■ THE INPUT:
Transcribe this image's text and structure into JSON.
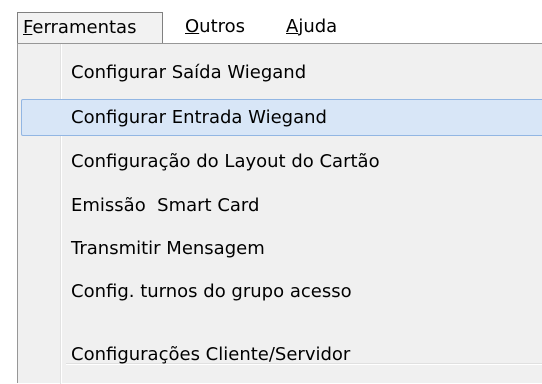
{
  "menubar": {
    "ferramentas": {
      "first": "F",
      "rest": "erramentas"
    },
    "outros": {
      "first": "O",
      "rest": "utros"
    },
    "ajuda": {
      "first": "A",
      "rest": "juda"
    }
  },
  "menu": {
    "items": [
      {
        "label": "Configurar Saída Wiegand"
      },
      {
        "label": "Configurar Entrada Wiegand"
      },
      {
        "label": "Configuração do Layout do Cartão"
      },
      {
        "label": "Emissão  Smart Card"
      },
      {
        "label": "Transmitir Mensagem"
      },
      {
        "label": "Config. turnos do grupo acesso"
      },
      {
        "label": "Configurações Cliente/Servidor"
      }
    ]
  },
  "colors": {
    "hover_bg": "#d8e6f7",
    "hover_border": "#92b6e3",
    "menu_bg": "#f0f0f0"
  }
}
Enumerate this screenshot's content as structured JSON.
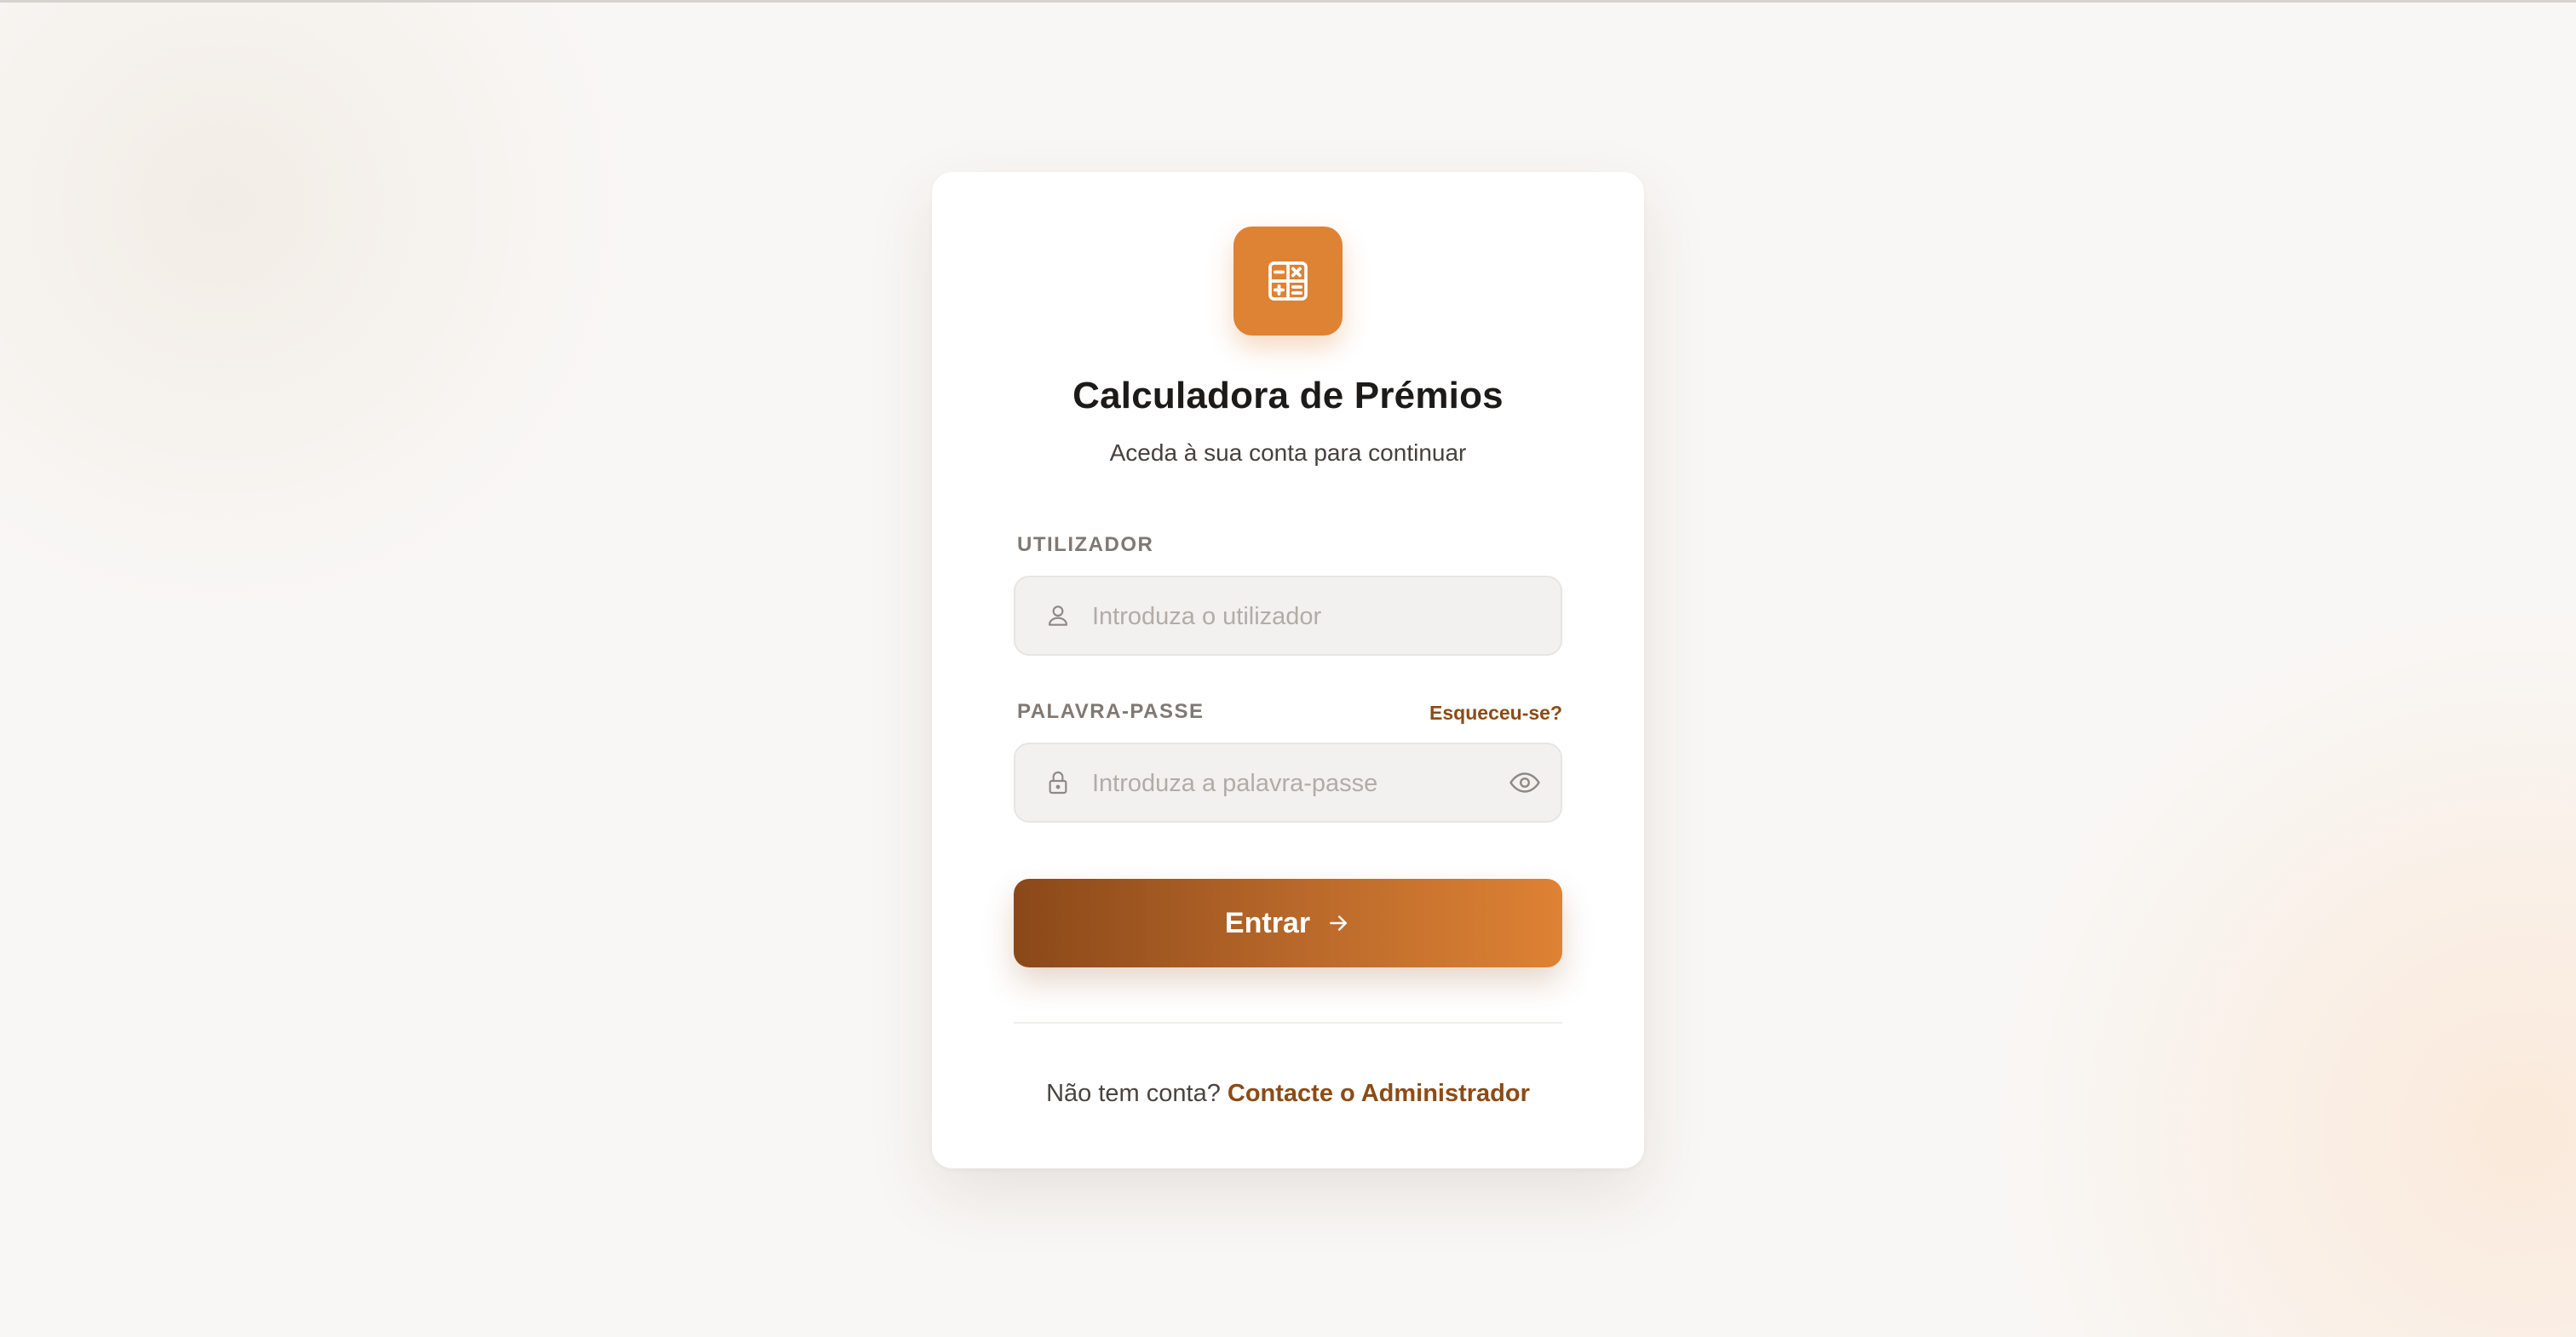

■ WORK TO COMPLETE:
Count the lines that hold the string "this" and state that number alone.

■ COMPLETE ANSWER:
2